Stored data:

<<<<

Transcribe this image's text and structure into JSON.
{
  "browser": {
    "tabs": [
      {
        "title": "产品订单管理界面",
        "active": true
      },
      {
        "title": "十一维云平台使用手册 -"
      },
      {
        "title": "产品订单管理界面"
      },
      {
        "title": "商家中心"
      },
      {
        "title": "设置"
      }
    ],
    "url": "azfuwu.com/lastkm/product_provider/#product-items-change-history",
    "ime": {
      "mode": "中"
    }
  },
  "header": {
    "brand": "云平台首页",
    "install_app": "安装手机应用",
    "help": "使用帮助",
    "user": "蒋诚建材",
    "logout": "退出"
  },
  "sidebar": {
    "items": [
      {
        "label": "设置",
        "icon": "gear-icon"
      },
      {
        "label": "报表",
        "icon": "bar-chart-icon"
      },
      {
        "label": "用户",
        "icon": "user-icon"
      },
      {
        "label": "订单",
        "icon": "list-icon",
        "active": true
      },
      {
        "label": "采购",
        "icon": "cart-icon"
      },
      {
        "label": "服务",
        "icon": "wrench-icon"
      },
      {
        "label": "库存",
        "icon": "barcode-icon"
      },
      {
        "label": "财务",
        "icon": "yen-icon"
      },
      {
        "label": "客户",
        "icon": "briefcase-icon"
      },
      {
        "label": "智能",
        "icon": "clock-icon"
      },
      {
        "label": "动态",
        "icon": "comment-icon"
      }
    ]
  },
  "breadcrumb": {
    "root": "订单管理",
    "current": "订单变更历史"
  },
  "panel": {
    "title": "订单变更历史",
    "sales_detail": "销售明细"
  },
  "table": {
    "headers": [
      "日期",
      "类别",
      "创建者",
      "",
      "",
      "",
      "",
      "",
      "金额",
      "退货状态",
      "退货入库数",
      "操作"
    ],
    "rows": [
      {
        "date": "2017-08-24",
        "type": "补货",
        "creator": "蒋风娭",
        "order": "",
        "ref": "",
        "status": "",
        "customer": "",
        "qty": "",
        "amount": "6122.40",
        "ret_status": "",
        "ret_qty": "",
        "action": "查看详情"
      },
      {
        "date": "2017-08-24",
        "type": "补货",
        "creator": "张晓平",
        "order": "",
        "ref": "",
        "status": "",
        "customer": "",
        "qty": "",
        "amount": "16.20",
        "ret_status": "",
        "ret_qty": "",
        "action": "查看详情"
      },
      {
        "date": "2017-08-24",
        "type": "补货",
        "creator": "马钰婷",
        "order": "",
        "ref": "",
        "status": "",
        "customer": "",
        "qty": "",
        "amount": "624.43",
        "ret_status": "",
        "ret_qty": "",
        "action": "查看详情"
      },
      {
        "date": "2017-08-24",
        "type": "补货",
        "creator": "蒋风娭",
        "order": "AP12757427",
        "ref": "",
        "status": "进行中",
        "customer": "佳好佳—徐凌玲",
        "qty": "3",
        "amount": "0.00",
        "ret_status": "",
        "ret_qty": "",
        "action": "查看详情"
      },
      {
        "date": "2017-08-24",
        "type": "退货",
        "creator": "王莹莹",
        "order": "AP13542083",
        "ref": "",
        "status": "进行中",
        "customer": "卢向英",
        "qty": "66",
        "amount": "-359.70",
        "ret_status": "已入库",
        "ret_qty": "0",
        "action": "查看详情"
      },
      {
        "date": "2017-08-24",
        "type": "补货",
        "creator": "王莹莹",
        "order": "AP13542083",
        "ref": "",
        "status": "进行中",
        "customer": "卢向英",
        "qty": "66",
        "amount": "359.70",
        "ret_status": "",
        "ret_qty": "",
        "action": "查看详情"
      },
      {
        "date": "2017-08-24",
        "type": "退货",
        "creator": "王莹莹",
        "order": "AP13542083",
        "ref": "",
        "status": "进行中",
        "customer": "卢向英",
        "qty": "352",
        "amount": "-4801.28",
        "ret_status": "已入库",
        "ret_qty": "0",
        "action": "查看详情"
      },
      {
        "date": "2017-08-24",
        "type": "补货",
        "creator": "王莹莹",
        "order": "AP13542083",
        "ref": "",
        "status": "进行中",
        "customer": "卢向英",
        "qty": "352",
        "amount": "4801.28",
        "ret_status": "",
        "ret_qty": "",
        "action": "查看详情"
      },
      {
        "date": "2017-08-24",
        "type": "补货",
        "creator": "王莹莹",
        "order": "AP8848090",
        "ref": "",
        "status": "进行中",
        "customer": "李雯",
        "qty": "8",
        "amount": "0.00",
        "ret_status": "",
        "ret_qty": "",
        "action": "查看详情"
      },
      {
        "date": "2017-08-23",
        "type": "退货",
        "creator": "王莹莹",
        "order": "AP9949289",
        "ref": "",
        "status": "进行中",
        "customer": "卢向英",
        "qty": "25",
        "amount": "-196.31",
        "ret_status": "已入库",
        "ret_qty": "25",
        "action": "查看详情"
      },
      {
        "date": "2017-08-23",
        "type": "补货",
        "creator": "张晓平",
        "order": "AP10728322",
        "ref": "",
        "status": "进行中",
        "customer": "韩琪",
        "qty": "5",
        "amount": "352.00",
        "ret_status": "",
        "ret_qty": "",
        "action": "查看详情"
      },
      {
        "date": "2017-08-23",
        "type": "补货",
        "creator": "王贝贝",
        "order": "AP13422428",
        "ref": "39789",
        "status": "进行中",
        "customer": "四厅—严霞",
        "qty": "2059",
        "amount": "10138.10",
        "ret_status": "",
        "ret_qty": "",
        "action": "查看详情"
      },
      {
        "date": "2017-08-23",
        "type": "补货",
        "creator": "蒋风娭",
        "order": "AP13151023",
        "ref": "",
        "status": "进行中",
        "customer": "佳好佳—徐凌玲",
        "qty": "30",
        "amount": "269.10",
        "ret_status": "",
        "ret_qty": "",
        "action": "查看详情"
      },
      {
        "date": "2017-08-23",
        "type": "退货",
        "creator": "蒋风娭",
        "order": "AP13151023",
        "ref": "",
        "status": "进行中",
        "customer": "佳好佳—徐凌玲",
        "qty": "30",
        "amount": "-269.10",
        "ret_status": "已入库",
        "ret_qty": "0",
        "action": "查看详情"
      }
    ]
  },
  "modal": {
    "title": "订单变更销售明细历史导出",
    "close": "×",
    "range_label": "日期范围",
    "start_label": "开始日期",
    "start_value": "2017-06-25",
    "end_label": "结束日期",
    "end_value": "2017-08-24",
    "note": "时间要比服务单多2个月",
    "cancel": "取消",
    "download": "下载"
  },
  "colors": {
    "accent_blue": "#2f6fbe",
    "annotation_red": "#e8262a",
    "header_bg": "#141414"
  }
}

>>>>

# Stated problem
Repeat the whole listing exactly, keeping every line intact.

# Reply to the task
Transcribe this image's text and structure into JSON.
{
  "browser": {
    "tabs": [
      {
        "title": "产品订单管理界面",
        "active": true
      },
      {
        "title": "十一维云平台使用手册 -"
      },
      {
        "title": "产品订单管理界面"
      },
      {
        "title": "商家中心"
      },
      {
        "title": "设置"
      }
    ],
    "url": "azfuwu.com/lastkm/product_provider/#product-items-change-history",
    "ime": {
      "mode": "中"
    }
  },
  "header": {
    "brand": "云平台首页",
    "install_app": "安装手机应用",
    "help": "使用帮助",
    "user": "蒋诚建材",
    "logout": "退出"
  },
  "sidebar": {
    "items": [
      {
        "label": "设置",
        "icon": "gear-icon"
      },
      {
        "label": "报表",
        "icon": "bar-chart-icon"
      },
      {
        "label": "用户",
        "icon": "user-icon"
      },
      {
        "label": "订单",
        "icon": "list-icon",
        "active": true
      },
      {
        "label": "采购",
        "icon": "cart-icon"
      },
      {
        "label": "服务",
        "icon": "wrench-icon"
      },
      {
        "label": "库存",
        "icon": "barcode-icon"
      },
      {
        "label": "财务",
        "icon": "yen-icon"
      },
      {
        "label": "客户",
        "icon": "briefcase-icon"
      },
      {
        "label": "智能",
        "icon": "clock-icon"
      },
      {
        "label": "动态",
        "icon": "comment-icon"
      }
    ]
  },
  "breadcrumb": {
    "root": "订单管理",
    "current": "订单变更历史"
  },
  "panel": {
    "title": "订单变更历史",
    "sales_detail": "销售明细"
  },
  "table": {
    "headers": [
      "日期",
      "类别",
      "创建者",
      "",
      "",
      "",
      "",
      "",
      "金额",
      "退货状态",
      "退货入库数",
      "操作"
    ],
    "rows": [
      {
        "date": "2017-08-24",
        "type": "补货",
        "creator": "蒋风娭",
        "order": "",
        "ref": "",
        "status": "",
        "customer": "",
        "qty": "",
        "amount": "6122.40",
        "ret_status": "",
        "ret_qty": "",
        "action": "查看详情"
      },
      {
        "date": "2017-08-24",
        "type": "补货",
        "creator": "张晓平",
        "order": "",
        "ref": "",
        "status": "",
        "customer": "",
        "qty": "",
        "amount": "16.20",
        "ret_status": "",
        "ret_qty": "",
        "action": "查看详情"
      },
      {
        "date": "2017-08-24",
        "type": "补货",
        "creator": "马钰婷",
        "order": "",
        "ref": "",
        "status": "",
        "customer": "",
        "qty": "",
        "amount": "624.43",
        "ret_status": "",
        "ret_qty": "",
        "action": "查看详情"
      },
      {
        "date": "2017-08-24",
        "type": "补货",
        "creator": "蒋风娭",
        "order": "AP12757427",
        "ref": "",
        "status": "进行中",
        "customer": "佳好佳—徐凌玲",
        "qty": "3",
        "amount": "0.00",
        "ret_status": "",
        "ret_qty": "",
        "action": "查看详情"
      },
      {
        "date": "2017-08-24",
        "type": "退货",
        "creator": "王莹莹",
        "order": "AP13542083",
        "ref": "",
        "status": "进行中",
        "customer": "卢向英",
        "qty": "66",
        "amount": "-359.70",
        "ret_status": "已入库",
        "ret_qty": "0",
        "action": "查看详情"
      },
      {
        "date": "2017-08-24",
        "type": "补货",
        "creator": "王莹莹",
        "order": "AP13542083",
        "ref": "",
        "status": "进行中",
        "customer": "卢向英",
        "qty": "66",
        "amount": "359.70",
        "ret_status": "",
        "ret_qty": "",
        "action": "查看详情"
      },
      {
        "date": "2017-08-24",
        "type": "退货",
        "creator": "王莹莹",
        "order": "AP13542083",
        "ref": "",
        "status": "进行中",
        "customer": "卢向英",
        "qty": "352",
        "amount": "-4801.28",
        "ret_status": "已入库",
        "ret_qty": "0",
        "action": "查看详情"
      },
      {
        "date": "2017-08-24",
        "type": "补货",
        "creator": "王莹莹",
        "order": "AP13542083",
        "ref": "",
        "status": "进行中",
        "customer": "卢向英",
        "qty": "352",
        "amount": "4801.28",
        "ret_status": "",
        "ret_qty": "",
        "action": "查看详情"
      },
      {
        "date": "2017-08-24",
        "type": "补货",
        "creator": "王莹莹",
        "order": "AP8848090",
        "ref": "",
        "status": "进行中",
        "customer": "李雯",
        "qty": "8",
        "amount": "0.00",
        "ret_status": "",
        "ret_qty": "",
        "action": "查看详情"
      },
      {
        "date": "2017-08-23",
        "type": "退货",
        "creator": "王莹莹",
        "order": "AP9949289",
        "ref": "",
        "status": "进行中",
        "customer": "卢向英",
        "qty": "25",
        "amount": "-196.31",
        "ret_status": "已入库",
        "ret_qty": "25",
        "action": "查看详情"
      },
      {
        "date": "2017-08-23",
        "type": "补货",
        "creator": "张晓平",
        "order": "AP10728322",
        "ref": "",
        "status": "进行中",
        "customer": "韩琪",
        "qty": "5",
        "amount": "352.00",
        "ret_status": "",
        "ret_qty": "",
        "action": "查看详情"
      },
      {
        "date": "2017-08-23",
        "type": "补货",
        "creator": "王贝贝",
        "order": "AP13422428",
        "ref": "39789",
        "status": "进行中",
        "customer": "四厅—严霞",
        "qty": "2059",
        "amount": "10138.10",
        "ret_status": "",
        "ret_qty": "",
        "action": "查看详情"
      },
      {
        "date": "2017-08-23",
        "type": "补货",
        "creator": "蒋风娭",
        "order": "AP13151023",
        "ref": "",
        "status": "进行中",
        "customer": "佳好佳—徐凌玲",
        "qty": "30",
        "amount": "269.10",
        "ret_status": "",
        "ret_qty": "",
        "action": "查看详情"
      },
      {
        "date": "2017-08-23",
        "type": "退货",
        "creator": "蒋风娭",
        "order": "AP13151023",
        "ref": "",
        "status": "进行中",
        "customer": "佳好佳—徐凌玲",
        "qty": "30",
        "amount": "-269.10",
        "ret_status": "已入库",
        "ret_qty": "0",
        "action": "查看详情"
      }
    ]
  },
  "modal": {
    "title": "订单变更销售明细历史导出",
    "close": "×",
    "range_label": "日期范围",
    "start_label": "开始日期",
    "start_value": "2017-06-25",
    "end_label": "结束日期",
    "end_value": "2017-08-24",
    "note": "时间要比服务单多2个月",
    "cancel": "取消",
    "download": "下载"
  },
  "colors": {
    "accent_blue": "#2f6fbe",
    "annotation_red": "#e8262a",
    "header_bg": "#141414"
  }
}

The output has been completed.